◆ **Document text**
★ ★ ★ ★
David Ives - published on 11/28/13

Loosely based on Hans Christian Andersen's 'The Snow Queen', Disney's newest movie is one of the best animated films of the year - but that's not saying much.
"You know, there’s something I’ve been meaning to ask you." explained Inga to Frederick in Mel Brook’s classic comedy
Young Frankenstein, referring to the operation which successfully took away part of the doctor’s considerable intellect in order to repair the damaged mind of his creation. "In the transference, the monster got part of your wonderful brain. But what did you ever get from him?" 

I’ve had a version of that question rolling around my skull for years now ever since The Disney Company started buying up a good chunk of my geeky obsessions. Marvel Comics, LucasFilm, The Muppets, Pixar, the list is staggering. Thank the Lord they can’t buy the Catholic Church (you know they would if they could), otherwise I’d have no choice but to simply give up and bow down before the almighty mouse overlord. Still, even without a religion under their belt, the sheer amount of intellectual properties now owned by Disney is impressive, and I’ve often wondered when we would start seeing some aspects of their acquisitions begin to bleed over into their main brand. Well, I’ve finally gotten my answer because I’ve just seen
Frozen.

Loosely based on Hans Christian Andersen’s
The Snow Queen (and I mean very loosely, as in both stories have snow in them and that’s about it),
Frozen tells the tale of Princess Elsa, burdened since birth with the ability to create ice out of thin air, and her younger sister Princess Anna, who accidentally receives a near fatal case of brain freeze from her sibling while the two tots are playing around the family castle. Hoping to find a cure for both children, the king and queen travel with their daughters to consult the magical rock trolls who live in the nearby mountains. It’s from these creatures that the royal family receives the dubious advice to lock Elsa away from all human contact, teach her to suppress any strong emotion, and to allow the trolls to magically remove all of Anna’s memories of her sister’s abilities. Fearing for their eldest daughter’s life if she is perceived to be a witch by the citizens of their perpetually sunny kingdom, the parent’s reluctantly agree to all of the trolls’ conditions.
★ ★ ★ ★
◆ **Dataset entries**
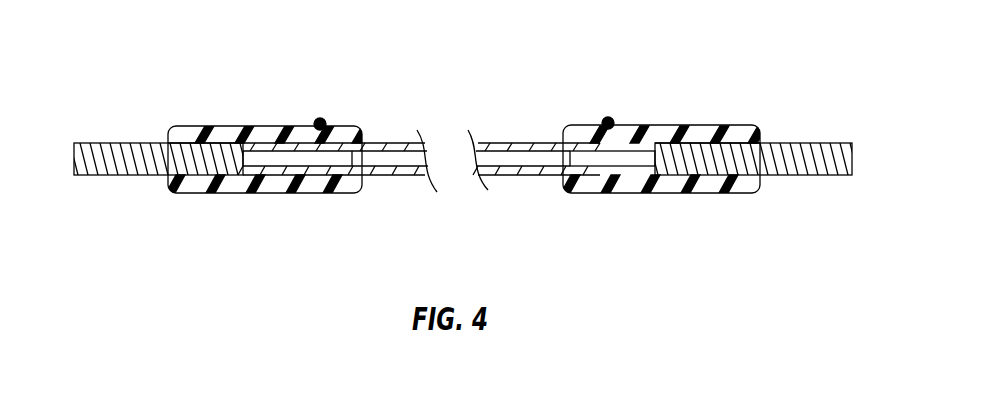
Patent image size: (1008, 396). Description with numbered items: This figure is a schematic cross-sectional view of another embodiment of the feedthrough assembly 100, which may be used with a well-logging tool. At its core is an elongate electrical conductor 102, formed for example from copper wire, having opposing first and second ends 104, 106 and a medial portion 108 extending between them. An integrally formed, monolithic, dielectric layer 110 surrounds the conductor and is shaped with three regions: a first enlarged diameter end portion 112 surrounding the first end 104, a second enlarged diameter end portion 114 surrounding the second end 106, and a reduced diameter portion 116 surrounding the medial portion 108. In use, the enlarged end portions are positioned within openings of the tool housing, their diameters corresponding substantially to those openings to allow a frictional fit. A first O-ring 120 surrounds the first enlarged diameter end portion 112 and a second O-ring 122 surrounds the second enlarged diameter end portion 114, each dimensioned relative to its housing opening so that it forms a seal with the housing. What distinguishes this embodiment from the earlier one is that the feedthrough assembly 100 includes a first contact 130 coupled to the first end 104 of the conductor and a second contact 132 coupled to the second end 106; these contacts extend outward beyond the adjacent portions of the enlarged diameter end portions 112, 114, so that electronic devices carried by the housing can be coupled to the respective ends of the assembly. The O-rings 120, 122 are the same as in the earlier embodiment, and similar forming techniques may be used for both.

The feedthrough assembly 100 is at (513, 57).
The elongate electrical conductor 102 is at (650, 182).
The first end of the elongate electrical conductor 104 is at (157, 130).
The second end of the elongate electrical conductor 106 is at (783, 125).
The medial portion of the elongate electrical conductor 108 is at (495, 148).
The integrally formed, monolithic, dielectric layer 110 is at (387, 119).
The first enlarged diameter end portion 112 is at (252, 128).
The second enlarged diameter end portion 114 is at (688, 130).
The reduced diameter portion 116 is at (397, 180).
The first O-ring 120 is at (320, 118).
The second O-ring 122 is at (608, 117).
The first contact 130 is at (120, 150).
The second contact 132 is at (782, 172).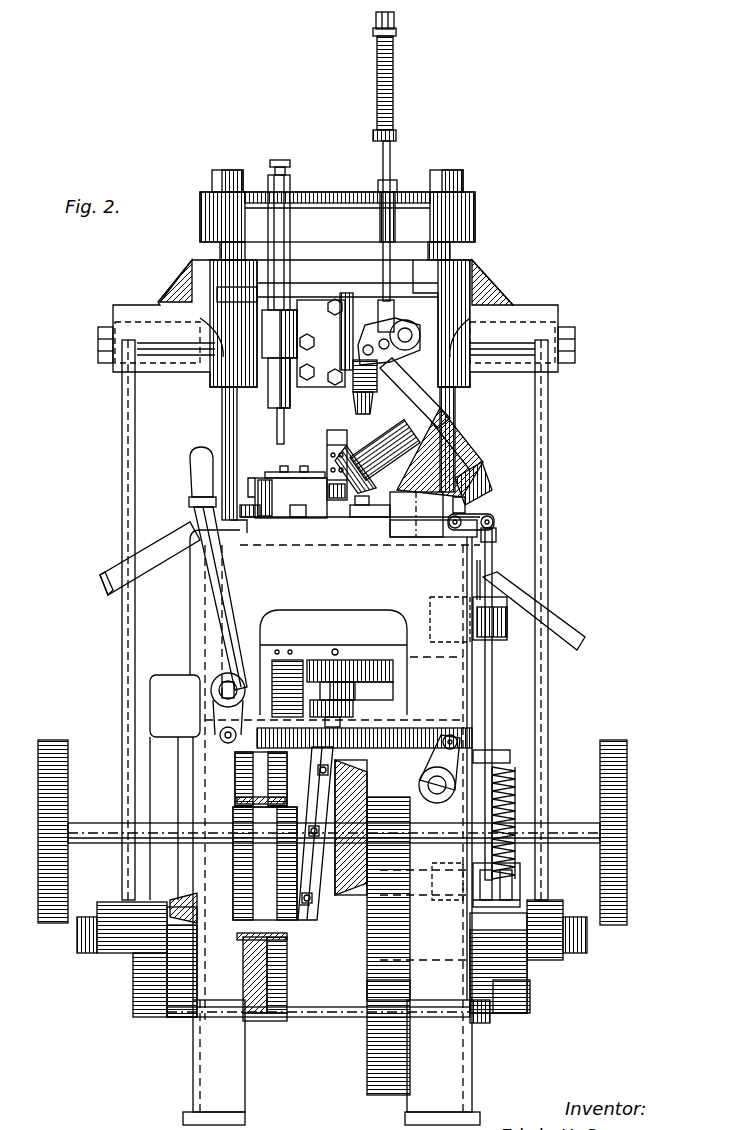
★ ★ ★ ★
◆ **Exercise tasks**
[a] According to the review of Frozen, why do the king and queen accept the trolls' conditions?
[b] Extract the passage of the Frozen review from "Loosely based on Hans Christian Andersen's" to "not saying much.".

◆ **Exercise answers**
[a] They accept reluctantly because they fear for their eldest daughter's life. If the citizens of their kingdom came to perceive Elsa as a witch, she would be in danger.

[b]
Loosely based on Hans Christian Andersen's 'The Snow Queen', Disney's newest movie is one of the best animated films of the year - but that's not saying much.